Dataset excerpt
----------
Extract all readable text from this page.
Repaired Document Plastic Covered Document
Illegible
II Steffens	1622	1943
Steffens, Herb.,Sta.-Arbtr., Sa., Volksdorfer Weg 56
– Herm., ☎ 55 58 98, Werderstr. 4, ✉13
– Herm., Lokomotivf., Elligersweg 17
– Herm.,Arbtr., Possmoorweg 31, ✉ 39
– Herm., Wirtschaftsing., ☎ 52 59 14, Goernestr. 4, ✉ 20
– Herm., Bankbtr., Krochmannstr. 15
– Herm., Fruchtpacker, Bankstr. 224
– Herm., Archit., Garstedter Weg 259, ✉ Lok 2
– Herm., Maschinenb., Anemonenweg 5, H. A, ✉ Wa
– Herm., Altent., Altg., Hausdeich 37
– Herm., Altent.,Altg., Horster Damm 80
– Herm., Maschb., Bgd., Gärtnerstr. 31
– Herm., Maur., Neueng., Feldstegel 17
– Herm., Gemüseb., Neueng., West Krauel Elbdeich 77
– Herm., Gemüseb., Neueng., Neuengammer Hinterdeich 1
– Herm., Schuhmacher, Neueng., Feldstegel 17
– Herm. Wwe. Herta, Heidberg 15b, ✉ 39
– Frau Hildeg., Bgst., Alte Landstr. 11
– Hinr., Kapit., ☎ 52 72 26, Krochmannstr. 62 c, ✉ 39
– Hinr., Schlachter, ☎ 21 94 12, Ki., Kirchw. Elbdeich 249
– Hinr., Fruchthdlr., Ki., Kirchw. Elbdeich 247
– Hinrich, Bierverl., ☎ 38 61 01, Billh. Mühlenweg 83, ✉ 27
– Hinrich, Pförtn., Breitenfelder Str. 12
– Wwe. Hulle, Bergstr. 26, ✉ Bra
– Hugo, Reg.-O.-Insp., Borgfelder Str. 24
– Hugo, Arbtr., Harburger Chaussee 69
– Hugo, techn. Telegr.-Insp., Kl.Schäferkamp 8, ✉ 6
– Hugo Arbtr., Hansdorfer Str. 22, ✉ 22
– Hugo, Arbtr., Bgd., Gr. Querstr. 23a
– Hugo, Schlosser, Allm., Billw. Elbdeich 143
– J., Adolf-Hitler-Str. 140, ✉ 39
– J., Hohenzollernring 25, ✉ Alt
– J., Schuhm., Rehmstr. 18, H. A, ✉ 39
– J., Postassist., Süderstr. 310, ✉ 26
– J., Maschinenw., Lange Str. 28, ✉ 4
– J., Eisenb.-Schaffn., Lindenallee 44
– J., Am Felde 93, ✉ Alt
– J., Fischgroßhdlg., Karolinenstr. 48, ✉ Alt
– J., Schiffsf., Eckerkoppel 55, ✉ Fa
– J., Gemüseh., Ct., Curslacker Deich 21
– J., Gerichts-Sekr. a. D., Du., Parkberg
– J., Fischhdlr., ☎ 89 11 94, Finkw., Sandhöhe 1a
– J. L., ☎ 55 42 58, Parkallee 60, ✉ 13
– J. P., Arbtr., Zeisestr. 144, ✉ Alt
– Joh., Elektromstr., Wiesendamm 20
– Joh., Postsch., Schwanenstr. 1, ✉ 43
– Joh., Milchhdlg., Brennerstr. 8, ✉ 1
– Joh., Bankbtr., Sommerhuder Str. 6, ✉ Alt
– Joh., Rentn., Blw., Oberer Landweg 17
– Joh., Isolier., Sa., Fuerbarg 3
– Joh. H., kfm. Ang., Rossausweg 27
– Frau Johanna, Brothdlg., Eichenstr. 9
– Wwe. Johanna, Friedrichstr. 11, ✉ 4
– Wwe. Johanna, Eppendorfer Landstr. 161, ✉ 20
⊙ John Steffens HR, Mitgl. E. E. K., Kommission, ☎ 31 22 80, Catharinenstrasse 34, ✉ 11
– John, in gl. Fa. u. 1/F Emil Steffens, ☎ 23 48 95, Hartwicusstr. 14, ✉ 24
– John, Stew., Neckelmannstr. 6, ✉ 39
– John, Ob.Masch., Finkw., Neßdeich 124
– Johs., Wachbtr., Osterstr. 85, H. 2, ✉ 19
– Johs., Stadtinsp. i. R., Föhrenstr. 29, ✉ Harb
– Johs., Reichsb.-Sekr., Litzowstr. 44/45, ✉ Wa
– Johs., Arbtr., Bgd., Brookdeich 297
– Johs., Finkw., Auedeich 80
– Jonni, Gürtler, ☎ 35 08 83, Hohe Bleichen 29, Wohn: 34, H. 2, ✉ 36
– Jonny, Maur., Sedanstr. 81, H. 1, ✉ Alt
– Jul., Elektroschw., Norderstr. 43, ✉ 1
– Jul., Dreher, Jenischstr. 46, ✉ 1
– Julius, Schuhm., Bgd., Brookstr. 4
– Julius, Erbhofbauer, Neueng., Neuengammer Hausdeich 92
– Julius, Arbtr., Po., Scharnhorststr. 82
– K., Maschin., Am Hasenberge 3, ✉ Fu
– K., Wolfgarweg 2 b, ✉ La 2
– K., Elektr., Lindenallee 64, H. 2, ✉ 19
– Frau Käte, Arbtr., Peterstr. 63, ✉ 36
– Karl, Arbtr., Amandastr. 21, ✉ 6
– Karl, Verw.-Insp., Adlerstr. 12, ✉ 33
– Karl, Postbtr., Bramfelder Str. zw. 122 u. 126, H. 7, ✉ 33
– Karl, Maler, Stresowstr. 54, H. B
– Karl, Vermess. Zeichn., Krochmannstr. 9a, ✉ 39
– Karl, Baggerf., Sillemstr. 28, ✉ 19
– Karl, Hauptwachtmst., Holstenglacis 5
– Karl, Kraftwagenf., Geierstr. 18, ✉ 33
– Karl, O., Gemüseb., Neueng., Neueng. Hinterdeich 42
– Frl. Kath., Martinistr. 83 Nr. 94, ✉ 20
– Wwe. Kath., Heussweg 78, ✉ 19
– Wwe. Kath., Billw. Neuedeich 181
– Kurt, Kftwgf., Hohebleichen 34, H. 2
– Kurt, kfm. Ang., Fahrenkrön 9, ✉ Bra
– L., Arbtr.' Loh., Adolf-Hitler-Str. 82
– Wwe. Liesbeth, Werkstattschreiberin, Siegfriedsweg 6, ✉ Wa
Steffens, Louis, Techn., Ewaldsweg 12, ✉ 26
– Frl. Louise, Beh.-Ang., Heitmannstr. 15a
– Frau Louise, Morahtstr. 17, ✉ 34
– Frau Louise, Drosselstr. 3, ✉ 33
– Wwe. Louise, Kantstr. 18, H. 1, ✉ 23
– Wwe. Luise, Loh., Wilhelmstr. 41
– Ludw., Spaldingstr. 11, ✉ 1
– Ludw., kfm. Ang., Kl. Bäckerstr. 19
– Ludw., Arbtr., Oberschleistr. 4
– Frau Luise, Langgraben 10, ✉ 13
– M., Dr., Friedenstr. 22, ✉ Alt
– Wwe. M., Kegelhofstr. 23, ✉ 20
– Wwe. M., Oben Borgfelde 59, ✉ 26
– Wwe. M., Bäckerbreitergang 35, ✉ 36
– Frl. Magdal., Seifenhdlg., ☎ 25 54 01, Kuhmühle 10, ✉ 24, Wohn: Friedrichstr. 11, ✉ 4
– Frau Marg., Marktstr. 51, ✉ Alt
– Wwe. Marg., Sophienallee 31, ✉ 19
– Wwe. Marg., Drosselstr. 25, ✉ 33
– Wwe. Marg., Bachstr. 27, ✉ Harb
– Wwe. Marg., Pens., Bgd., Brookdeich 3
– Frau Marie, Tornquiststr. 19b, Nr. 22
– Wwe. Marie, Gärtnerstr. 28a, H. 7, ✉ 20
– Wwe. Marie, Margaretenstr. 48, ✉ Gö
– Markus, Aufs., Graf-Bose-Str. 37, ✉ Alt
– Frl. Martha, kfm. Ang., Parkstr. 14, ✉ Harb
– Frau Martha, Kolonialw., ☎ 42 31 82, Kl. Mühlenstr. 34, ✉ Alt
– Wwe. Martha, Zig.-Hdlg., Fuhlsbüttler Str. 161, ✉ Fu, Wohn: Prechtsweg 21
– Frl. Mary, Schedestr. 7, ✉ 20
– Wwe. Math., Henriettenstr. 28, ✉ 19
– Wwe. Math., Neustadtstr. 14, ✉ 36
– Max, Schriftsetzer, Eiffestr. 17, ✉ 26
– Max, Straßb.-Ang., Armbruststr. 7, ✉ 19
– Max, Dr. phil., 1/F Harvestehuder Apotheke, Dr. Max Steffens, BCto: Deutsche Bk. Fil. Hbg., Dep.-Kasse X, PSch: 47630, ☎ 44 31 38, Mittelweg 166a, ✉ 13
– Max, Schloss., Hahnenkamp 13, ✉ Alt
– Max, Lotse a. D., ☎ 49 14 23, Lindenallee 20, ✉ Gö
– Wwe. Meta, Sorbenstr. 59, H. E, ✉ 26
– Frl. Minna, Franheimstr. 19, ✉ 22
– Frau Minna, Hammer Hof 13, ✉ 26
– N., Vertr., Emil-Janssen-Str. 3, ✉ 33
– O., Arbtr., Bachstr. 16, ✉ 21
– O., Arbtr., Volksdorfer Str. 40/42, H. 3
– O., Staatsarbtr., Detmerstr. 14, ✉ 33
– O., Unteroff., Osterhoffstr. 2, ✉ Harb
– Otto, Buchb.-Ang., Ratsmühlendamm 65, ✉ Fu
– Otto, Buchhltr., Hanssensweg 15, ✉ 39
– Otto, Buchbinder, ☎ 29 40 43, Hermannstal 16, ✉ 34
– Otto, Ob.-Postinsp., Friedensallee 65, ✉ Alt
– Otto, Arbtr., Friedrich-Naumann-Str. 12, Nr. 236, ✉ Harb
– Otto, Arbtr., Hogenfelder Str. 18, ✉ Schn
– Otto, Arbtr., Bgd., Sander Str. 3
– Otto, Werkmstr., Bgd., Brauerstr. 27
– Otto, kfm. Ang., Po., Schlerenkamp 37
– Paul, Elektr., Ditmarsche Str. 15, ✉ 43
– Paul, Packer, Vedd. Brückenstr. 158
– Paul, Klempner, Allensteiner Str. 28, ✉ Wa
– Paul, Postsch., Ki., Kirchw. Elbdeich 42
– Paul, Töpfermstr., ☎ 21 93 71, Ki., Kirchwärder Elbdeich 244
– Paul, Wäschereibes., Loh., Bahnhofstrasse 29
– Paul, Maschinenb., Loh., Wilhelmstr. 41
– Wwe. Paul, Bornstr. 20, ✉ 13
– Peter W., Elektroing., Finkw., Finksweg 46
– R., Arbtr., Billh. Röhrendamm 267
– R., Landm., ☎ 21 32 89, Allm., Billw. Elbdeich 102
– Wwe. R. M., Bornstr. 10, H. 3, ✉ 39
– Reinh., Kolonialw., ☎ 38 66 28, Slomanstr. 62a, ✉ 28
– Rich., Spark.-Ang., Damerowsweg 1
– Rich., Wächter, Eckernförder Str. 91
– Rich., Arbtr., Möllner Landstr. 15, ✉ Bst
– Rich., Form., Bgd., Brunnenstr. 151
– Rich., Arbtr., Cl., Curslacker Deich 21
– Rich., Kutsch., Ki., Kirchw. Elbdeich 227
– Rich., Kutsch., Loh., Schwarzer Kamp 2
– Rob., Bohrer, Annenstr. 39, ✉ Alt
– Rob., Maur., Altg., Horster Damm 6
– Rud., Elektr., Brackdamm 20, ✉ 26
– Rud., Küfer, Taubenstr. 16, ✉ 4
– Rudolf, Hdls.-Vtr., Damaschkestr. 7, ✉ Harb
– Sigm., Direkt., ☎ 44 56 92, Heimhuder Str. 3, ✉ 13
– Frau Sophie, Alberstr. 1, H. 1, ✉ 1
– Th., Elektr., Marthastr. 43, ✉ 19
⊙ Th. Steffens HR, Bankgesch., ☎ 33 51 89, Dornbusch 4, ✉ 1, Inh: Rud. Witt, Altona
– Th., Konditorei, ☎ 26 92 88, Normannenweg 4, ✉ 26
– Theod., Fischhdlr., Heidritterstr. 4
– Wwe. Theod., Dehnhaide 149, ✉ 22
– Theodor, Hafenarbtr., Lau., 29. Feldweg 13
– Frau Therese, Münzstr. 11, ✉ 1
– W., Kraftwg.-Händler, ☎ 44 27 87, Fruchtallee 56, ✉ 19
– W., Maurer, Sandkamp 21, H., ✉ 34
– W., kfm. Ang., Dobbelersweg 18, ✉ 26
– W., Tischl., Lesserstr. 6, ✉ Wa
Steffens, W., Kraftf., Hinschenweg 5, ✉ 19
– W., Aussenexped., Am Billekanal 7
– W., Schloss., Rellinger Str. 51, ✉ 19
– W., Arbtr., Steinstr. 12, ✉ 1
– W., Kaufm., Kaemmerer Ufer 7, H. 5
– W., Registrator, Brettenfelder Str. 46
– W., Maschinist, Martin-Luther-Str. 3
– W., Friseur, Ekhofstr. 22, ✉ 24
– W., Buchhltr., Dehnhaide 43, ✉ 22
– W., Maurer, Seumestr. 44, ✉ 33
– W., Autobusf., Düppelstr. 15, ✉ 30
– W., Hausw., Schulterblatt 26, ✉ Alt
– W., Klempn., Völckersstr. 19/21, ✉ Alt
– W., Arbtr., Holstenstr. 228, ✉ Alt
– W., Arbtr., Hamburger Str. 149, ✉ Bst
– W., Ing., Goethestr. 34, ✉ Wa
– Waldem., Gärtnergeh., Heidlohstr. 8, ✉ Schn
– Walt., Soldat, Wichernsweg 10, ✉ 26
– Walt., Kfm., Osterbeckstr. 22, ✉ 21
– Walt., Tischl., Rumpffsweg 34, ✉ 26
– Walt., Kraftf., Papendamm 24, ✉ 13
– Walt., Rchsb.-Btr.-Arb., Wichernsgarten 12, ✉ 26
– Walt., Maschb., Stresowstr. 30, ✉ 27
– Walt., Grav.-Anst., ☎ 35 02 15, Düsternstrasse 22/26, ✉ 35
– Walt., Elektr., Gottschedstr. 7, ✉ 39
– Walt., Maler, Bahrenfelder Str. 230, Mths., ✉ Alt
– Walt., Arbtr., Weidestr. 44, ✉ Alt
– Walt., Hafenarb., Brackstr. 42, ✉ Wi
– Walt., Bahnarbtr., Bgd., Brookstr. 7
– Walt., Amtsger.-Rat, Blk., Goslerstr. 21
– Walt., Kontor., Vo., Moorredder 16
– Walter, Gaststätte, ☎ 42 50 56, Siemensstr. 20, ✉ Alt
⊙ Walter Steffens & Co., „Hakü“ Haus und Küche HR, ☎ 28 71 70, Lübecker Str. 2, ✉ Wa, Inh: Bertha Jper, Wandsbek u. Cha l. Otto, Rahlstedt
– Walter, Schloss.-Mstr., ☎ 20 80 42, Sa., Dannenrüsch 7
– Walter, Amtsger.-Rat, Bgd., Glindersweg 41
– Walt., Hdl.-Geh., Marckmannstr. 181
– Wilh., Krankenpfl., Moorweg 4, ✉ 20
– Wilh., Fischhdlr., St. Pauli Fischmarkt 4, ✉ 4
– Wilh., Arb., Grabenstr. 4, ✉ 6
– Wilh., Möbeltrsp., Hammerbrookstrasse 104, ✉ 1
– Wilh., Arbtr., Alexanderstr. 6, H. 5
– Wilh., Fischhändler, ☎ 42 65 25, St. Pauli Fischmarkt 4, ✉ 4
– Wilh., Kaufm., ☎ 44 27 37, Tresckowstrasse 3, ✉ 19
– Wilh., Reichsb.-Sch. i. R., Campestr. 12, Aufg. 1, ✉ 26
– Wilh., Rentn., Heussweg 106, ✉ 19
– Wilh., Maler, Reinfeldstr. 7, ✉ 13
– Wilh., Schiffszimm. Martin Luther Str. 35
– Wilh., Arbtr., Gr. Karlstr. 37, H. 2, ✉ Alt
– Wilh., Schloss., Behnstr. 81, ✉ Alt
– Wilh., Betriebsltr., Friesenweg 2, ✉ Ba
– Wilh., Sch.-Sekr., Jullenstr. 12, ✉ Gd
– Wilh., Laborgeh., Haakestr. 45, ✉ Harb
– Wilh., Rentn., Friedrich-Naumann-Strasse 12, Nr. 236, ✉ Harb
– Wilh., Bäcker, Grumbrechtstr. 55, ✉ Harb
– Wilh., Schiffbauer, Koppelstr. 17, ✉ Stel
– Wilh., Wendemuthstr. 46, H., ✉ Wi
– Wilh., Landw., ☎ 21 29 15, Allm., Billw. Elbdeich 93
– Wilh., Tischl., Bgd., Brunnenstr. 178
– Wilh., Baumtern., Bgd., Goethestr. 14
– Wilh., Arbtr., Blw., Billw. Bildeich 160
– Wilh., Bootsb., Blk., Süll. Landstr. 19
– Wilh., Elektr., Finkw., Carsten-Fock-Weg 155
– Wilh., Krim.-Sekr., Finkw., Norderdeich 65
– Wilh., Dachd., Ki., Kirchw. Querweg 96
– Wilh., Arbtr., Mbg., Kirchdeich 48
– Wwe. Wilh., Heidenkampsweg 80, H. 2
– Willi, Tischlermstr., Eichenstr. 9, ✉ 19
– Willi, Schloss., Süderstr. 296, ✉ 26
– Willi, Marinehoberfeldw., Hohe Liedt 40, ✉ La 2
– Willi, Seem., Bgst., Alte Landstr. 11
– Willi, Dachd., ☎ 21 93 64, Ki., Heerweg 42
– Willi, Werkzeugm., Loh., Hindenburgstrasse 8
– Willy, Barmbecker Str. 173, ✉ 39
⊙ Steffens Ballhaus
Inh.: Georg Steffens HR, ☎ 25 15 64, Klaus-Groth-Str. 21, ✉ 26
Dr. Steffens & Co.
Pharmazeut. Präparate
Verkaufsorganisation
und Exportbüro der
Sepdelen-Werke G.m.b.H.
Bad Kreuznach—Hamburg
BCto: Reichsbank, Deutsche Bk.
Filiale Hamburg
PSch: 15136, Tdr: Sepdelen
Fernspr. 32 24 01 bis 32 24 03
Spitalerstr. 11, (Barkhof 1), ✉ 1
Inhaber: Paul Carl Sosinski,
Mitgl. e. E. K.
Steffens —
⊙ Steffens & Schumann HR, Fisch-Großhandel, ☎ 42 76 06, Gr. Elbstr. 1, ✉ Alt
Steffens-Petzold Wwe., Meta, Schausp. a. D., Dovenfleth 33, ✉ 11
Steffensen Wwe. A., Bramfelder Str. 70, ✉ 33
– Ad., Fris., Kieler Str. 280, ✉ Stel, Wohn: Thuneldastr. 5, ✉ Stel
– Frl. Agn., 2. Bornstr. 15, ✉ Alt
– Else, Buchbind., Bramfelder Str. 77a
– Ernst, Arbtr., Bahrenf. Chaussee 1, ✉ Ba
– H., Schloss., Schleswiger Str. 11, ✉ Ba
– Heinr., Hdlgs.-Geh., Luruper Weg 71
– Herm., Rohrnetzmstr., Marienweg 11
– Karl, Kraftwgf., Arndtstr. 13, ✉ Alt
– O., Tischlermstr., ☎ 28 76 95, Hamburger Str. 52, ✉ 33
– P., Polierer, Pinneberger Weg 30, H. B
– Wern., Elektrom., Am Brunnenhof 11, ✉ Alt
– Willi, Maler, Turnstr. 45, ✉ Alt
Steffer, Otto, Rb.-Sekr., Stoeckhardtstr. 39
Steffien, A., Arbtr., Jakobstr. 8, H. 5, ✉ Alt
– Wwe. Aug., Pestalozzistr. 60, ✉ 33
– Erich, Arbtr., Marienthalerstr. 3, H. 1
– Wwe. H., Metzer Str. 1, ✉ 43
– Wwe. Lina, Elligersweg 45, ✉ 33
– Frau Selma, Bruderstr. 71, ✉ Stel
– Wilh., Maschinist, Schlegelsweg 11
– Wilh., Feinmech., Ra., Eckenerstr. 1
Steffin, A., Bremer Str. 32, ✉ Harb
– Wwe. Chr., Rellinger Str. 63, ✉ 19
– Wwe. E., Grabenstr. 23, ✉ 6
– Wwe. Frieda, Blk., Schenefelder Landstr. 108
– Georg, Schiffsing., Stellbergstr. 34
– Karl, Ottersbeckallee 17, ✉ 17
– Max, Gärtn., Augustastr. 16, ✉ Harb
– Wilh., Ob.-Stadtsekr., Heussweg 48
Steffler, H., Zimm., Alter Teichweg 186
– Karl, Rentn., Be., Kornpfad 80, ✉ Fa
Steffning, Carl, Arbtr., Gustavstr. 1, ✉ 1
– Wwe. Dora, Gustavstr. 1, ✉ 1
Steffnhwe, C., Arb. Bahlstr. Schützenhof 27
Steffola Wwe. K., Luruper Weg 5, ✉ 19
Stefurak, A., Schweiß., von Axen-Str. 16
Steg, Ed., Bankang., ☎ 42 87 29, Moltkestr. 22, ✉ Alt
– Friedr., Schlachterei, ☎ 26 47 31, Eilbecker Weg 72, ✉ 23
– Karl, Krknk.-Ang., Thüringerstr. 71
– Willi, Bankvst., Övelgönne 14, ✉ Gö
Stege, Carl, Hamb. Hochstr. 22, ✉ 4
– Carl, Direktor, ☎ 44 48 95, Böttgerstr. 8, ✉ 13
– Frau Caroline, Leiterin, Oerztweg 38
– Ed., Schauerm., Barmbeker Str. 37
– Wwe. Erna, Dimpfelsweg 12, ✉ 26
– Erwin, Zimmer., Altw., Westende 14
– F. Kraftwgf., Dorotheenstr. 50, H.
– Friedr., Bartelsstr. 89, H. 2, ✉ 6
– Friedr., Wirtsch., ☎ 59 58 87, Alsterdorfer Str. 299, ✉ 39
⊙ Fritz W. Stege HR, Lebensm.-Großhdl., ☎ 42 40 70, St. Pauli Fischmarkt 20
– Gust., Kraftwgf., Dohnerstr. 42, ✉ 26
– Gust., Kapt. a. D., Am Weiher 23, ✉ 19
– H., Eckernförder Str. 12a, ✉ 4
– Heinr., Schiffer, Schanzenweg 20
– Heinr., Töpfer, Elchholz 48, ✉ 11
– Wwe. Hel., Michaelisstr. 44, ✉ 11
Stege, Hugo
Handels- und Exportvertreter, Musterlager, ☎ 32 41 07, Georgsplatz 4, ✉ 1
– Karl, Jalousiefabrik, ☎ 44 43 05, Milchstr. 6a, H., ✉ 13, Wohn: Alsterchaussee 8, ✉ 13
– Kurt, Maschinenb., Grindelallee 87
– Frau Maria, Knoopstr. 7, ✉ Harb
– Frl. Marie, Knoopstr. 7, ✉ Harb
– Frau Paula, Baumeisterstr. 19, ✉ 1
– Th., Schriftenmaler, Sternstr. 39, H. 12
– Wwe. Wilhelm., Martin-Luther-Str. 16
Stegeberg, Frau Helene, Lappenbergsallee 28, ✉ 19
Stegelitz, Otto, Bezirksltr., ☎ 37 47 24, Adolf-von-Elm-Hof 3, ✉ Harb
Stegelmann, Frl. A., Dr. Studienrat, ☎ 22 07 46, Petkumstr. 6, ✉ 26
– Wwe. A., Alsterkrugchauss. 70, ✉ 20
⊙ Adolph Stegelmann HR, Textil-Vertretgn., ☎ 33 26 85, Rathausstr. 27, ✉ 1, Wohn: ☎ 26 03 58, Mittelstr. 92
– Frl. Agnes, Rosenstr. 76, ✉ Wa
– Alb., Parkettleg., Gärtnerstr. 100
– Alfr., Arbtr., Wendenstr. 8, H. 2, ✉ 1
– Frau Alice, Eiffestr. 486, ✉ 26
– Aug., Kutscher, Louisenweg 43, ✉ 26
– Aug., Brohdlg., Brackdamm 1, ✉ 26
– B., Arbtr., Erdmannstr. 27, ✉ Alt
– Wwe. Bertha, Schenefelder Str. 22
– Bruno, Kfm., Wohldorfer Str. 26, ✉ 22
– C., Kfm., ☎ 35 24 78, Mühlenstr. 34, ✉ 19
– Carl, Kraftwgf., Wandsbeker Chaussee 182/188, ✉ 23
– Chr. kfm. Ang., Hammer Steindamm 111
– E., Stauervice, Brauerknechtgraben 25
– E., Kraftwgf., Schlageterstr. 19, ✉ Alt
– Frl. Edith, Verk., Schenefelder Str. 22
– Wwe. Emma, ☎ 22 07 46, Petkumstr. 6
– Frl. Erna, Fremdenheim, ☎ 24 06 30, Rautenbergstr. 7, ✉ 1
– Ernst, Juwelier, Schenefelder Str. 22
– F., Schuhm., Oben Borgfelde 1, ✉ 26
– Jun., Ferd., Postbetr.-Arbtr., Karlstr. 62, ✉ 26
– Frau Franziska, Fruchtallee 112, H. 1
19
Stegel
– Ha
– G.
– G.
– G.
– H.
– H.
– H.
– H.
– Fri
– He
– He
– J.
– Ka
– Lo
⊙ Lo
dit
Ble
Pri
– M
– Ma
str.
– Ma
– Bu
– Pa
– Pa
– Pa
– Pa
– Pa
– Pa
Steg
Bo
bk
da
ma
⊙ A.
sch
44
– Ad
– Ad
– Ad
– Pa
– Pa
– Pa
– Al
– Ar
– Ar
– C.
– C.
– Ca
----------
What to do >> Copy out every line in the entries above that holds "Eckernförder".

Answer for the task >>
– Rich., Wächter, Eckernförder Str. 91
– H., Eckernförder Str. 12a, ✉ 4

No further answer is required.